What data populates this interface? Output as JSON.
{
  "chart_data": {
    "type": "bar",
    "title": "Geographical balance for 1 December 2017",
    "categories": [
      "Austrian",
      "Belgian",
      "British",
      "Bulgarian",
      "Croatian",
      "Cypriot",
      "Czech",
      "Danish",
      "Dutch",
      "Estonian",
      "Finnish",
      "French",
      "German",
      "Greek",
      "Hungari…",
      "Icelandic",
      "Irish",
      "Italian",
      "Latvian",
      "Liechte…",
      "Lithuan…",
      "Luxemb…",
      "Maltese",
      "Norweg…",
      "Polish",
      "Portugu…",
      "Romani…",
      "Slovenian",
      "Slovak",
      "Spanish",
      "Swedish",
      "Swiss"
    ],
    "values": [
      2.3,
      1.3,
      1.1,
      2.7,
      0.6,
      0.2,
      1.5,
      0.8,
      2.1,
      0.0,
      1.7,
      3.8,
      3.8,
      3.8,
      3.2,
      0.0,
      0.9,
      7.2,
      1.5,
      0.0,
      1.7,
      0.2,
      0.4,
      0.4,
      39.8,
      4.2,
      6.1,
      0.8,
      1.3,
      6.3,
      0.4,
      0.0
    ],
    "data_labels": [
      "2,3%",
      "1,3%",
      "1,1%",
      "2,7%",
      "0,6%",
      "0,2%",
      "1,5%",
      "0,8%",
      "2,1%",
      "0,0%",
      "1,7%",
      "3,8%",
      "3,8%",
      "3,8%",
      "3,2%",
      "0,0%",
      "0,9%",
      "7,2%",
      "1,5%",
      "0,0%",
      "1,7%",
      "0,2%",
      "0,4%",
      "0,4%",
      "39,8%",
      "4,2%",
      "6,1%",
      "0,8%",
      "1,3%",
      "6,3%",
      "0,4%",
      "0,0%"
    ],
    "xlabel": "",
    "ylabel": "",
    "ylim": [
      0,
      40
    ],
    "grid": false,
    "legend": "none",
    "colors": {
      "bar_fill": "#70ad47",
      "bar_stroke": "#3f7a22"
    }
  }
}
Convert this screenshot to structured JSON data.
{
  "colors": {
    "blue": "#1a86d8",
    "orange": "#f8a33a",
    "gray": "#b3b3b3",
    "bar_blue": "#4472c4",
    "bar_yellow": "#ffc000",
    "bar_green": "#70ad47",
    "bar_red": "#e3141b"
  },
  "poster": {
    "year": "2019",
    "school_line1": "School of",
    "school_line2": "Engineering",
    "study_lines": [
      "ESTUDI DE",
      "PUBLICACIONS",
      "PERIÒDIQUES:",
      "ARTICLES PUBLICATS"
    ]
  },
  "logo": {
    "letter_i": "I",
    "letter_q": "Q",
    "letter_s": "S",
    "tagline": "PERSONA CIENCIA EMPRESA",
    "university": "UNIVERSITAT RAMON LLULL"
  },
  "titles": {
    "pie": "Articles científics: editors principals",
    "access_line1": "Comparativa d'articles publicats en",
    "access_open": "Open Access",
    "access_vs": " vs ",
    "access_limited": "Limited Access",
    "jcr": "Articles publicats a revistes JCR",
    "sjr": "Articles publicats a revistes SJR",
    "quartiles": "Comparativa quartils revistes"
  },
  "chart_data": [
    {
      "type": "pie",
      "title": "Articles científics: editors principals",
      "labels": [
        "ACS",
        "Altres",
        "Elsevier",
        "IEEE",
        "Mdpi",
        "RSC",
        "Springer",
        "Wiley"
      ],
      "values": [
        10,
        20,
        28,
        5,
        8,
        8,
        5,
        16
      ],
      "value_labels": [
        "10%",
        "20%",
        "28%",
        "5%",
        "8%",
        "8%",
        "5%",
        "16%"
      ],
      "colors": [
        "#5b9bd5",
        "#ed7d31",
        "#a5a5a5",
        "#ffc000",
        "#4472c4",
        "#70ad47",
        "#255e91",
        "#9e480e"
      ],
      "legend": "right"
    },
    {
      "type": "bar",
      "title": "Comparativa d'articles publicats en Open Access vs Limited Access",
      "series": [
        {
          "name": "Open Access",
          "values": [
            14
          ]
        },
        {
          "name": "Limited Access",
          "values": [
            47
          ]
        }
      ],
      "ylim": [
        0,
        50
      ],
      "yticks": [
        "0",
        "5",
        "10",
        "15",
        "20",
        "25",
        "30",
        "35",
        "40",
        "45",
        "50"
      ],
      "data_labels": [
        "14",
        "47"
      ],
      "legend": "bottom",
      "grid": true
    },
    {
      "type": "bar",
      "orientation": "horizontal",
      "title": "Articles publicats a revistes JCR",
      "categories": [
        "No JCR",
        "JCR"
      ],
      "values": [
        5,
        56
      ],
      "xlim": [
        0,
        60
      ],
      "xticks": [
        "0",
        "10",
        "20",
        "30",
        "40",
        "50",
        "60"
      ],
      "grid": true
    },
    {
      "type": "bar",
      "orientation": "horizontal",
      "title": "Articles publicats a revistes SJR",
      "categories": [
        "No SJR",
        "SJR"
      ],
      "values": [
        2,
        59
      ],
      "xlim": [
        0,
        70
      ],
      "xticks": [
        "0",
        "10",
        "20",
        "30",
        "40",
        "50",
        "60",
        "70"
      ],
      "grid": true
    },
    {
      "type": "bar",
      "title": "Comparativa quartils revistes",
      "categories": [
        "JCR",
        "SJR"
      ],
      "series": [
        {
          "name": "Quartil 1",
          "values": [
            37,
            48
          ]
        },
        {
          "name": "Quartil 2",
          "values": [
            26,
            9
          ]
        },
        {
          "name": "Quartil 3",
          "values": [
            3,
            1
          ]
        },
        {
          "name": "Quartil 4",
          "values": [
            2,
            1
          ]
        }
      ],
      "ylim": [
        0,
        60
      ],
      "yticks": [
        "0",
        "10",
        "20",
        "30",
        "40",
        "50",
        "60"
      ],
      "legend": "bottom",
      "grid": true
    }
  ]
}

□ □ □ □

◆ What the exercise asks:
Search the data for the word "name" and copy each line where it appears.

◆ Reply to the exercise:
          "name": "Open Access",
          "name": "Limited Access",
          "name": "Quartil 1",
          "name": "Quartil 2",
          "name": "Quartil 3",
          "name": "Quartil 4",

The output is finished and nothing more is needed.